**Given exercise:** Nothing but the line with "Parse this screenshot: output" and the lines after it, through the end of the records below, is to be repeated, exactly as it is.
▬▬▬▬▬▬▬▬▬▬
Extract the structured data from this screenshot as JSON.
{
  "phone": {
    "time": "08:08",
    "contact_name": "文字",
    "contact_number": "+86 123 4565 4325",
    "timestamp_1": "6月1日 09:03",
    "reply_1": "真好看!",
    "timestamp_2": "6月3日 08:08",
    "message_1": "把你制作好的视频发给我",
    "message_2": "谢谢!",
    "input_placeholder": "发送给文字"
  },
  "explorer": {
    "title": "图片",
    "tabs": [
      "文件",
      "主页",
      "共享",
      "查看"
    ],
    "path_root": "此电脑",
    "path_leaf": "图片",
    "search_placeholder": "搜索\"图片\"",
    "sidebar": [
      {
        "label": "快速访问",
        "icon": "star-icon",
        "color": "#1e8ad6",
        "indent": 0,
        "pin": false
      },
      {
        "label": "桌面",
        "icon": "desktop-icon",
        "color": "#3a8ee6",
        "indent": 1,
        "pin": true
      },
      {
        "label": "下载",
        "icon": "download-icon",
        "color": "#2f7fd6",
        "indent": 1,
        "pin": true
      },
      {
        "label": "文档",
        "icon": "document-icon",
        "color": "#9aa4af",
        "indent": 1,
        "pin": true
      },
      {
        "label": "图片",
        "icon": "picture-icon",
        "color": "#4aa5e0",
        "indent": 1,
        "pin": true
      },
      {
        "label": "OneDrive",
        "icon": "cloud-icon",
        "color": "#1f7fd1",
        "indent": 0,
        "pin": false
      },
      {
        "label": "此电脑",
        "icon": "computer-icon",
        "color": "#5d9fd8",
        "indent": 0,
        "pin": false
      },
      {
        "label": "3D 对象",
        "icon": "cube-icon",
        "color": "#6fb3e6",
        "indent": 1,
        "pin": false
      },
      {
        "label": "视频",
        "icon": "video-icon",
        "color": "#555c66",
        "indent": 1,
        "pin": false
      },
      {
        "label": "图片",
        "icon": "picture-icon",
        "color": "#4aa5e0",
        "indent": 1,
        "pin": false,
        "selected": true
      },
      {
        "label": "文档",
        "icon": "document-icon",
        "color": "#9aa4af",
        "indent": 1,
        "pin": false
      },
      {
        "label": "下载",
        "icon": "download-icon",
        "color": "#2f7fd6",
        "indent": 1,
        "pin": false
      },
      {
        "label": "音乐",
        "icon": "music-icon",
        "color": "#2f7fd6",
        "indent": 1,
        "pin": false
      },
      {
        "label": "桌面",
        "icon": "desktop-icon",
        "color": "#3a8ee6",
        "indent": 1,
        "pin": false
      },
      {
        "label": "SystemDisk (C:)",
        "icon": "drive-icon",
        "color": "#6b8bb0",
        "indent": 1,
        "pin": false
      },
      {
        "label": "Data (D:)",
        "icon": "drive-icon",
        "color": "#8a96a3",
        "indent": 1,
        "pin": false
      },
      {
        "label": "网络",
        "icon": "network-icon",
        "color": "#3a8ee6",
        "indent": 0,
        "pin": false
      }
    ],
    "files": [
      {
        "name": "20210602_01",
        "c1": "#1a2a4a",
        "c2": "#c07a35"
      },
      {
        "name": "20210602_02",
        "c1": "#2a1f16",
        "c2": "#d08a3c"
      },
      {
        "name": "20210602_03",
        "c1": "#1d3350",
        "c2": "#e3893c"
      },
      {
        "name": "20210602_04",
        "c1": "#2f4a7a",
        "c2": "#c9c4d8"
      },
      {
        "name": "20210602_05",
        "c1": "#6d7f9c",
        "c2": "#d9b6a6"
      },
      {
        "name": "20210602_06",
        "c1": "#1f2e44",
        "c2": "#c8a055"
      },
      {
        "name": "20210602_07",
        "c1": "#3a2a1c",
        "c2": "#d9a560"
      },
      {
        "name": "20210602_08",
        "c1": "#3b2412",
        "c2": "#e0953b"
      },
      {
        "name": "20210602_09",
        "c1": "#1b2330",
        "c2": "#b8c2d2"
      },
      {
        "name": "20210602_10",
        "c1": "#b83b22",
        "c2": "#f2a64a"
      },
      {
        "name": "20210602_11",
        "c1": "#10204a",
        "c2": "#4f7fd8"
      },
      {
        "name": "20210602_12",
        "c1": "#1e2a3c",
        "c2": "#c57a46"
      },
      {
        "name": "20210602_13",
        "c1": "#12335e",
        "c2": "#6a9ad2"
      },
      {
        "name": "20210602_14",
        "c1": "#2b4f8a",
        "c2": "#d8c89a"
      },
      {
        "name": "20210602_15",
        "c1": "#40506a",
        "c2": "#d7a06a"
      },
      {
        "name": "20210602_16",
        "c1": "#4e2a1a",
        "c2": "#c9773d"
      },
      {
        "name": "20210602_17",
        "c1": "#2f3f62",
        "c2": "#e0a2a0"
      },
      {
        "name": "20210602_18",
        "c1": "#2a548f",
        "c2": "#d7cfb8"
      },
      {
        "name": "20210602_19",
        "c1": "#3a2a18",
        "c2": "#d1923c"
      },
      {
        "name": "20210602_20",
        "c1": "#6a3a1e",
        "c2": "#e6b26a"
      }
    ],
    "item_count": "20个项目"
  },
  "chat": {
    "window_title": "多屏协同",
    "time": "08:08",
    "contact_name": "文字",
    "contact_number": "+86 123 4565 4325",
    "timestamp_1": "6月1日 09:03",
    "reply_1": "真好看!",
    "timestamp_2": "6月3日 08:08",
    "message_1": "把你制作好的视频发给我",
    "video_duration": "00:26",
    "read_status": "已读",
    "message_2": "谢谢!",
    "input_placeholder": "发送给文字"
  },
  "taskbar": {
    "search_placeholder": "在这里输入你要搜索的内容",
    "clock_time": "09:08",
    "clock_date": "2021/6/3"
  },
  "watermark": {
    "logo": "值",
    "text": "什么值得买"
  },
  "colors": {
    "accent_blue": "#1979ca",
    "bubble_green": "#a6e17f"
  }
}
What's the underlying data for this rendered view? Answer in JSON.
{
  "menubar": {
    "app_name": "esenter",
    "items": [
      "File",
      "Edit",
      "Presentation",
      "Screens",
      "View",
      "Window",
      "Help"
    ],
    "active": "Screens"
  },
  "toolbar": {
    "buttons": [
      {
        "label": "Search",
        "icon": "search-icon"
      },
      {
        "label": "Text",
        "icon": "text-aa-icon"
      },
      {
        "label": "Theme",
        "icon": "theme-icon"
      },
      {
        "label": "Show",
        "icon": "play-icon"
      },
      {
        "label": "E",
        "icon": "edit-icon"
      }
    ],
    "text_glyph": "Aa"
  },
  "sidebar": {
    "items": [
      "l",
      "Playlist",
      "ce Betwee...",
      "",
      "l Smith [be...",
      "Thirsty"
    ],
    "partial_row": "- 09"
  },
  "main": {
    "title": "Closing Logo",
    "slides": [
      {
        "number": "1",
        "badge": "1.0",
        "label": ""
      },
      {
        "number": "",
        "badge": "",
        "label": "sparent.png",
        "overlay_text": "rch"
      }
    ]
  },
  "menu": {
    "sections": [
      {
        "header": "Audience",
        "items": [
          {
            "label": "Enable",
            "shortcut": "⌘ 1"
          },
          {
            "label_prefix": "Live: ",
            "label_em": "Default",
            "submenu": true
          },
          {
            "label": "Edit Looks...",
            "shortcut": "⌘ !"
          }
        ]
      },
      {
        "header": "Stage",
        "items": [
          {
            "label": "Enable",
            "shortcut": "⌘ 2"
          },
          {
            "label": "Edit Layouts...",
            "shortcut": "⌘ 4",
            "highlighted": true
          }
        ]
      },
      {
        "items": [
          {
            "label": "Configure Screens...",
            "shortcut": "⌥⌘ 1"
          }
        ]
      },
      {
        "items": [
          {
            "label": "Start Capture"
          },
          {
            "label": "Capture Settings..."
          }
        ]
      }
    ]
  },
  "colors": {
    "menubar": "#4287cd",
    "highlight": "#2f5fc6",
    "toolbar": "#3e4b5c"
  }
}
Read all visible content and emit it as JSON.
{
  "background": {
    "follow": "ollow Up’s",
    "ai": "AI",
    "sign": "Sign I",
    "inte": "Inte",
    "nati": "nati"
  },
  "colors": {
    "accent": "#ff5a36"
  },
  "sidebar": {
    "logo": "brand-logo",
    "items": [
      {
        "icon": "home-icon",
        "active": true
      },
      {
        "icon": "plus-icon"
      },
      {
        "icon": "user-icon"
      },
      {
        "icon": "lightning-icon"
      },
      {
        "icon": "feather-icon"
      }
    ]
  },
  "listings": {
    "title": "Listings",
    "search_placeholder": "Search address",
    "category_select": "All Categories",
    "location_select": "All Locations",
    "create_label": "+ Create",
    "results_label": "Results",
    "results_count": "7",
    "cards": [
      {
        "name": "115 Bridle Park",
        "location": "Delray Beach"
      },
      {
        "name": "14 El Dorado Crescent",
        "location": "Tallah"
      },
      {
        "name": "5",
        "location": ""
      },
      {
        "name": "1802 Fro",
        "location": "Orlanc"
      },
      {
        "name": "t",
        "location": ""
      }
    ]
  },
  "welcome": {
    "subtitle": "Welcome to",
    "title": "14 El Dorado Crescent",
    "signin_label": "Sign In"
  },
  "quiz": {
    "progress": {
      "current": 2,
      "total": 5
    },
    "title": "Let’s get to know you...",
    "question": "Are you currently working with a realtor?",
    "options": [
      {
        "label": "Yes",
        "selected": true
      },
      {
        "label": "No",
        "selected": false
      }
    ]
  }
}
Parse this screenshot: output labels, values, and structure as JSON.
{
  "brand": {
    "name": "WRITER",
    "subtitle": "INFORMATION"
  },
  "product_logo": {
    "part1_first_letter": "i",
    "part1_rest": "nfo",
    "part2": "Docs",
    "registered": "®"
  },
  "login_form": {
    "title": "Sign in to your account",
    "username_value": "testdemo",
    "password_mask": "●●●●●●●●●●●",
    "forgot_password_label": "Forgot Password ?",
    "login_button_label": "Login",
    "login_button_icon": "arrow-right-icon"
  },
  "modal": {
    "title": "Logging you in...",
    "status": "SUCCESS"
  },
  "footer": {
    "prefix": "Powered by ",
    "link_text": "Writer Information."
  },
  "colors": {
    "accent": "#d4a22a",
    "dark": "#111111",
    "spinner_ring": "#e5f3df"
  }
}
▬▬▬▬▬▬▬▬▬▬
**Task response:**
Parse this screenshot: output labels, values, and structure as JSON.
{
  "brand": {
    "name": "WRITER",
    "subtitle": "INFORMATION"
  },
  "product_logo": {
    "part1_first_letter": "i",
    "part1_rest": "nfo",
    "part2": "Docs",
    "registered": "®"
  },
  "login_form": {
    "title": "Sign in to your account",
    "username_value": "testdemo",
    "password_mask": "●●●●●●●●●●●",
    "forgot_password_label": "Forgot Password ?",
    "login_button_label": "Login",
    "login_button_icon": "arrow-right-icon"
  },
  "modal": {
    "title": "Logging you in...",
    "status": "SUCCESS"
  },
  "footer": {
    "prefix": "Powered by ",
    "link_text": "Writer Information."
  },
  "colors": {
    "accent": "#d4a22a",
    "dark": "#111111",
    "spinner_ring": "#e5f3df"
  }
}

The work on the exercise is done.